Print every entry exactly as written.

Dataset items:

· · · · · · ·

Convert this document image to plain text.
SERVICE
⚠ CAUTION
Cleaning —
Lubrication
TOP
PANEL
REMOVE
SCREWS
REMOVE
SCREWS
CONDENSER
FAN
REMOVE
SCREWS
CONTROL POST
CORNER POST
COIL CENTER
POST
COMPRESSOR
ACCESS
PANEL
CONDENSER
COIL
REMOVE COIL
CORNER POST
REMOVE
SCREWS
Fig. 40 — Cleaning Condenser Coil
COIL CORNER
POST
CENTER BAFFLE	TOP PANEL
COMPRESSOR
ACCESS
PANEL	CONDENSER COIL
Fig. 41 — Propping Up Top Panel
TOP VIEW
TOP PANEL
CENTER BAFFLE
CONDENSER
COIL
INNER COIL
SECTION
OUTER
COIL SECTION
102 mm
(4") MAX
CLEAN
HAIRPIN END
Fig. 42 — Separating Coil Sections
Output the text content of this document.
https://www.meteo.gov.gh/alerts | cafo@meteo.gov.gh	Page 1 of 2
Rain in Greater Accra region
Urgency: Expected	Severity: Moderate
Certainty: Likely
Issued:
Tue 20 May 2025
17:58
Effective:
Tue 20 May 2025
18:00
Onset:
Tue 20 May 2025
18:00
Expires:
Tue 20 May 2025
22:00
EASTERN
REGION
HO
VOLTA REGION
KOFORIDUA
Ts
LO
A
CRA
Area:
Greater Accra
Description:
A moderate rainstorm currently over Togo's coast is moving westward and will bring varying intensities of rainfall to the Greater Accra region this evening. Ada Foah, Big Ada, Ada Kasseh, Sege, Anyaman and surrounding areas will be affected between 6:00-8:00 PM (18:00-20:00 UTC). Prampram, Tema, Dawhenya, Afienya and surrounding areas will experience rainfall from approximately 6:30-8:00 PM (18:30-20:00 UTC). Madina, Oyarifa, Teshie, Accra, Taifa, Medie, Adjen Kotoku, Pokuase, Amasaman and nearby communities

· · · · · · ·

◆ EXERCISE RESPONSE ◆
Convert this document image to plain text.
SERVICE
⚠ CAUTION
Cleaning —
Lubrication
TOP
PANEL
REMOVE
SCREWS
REMOVE
SCREWS
CONDENSER
FAN
REMOVE
SCREWS
CONTROL POST
CORNER POST
COIL CENTER
POST
COMPRESSOR
ACCESS
PANEL
CONDENSER
COIL
REMOVE COIL
CORNER POST
REMOVE
SCREWS
Fig. 40 — Cleaning Condenser Coil
COIL CORNER
POST
CENTER BAFFLE	TOP PANEL
COMPRESSOR
ACCESS
PANEL	CONDENSER COIL
Fig. 41 — Propping Up Top Panel
TOP VIEW
TOP PANEL
CENTER BAFFLE
CONDENSER
COIL
INNER COIL
SECTION
OUTER
COIL SECTION
102 mm
(4") MAX
CLEAN
HAIRPIN END
Fig. 42 — Separating Coil Sections
Output the text content of this document.
https://www.meteo.gov.gh/alerts | cafo@meteo.gov.gh	Page 1 of 2
Rain in Greater Accra region
Urgency: Expected	Severity: Moderate
Certainty: Likely
Issued:
Tue 20 May 2025
17:58
Effective:
Tue 20 May 2025
18:00
Onset:
Tue 20 May 2025
18:00
Expires:
Tue 20 May 2025
22:00
EASTERN
REGION
HO
VOLTA REGION
KOFORIDUA
Ts
LO
A
CRA
Area:
Greater Accra
Description:
A moderate rainstorm currently over Togo's coast is moving westward and will bring varying intensities of rainfall to the Greater Accra region this evening. Ada Foah, Big Ada, Ada Kasseh, Sege, Anyaman and surrounding areas will be affected between 6:00-8:00 PM (18:00-20:00 UTC). Prampram, Tema, Dawhenya, Afienya and surrounding areas will experience rainfall from approximately 6:30-8:00 PM (18:30-20:00 UTC). Madina, Oyarifa, Teshie, Accra, Taifa, Medie, Adjen Kotoku, Pokuase, Amasaman and nearby communities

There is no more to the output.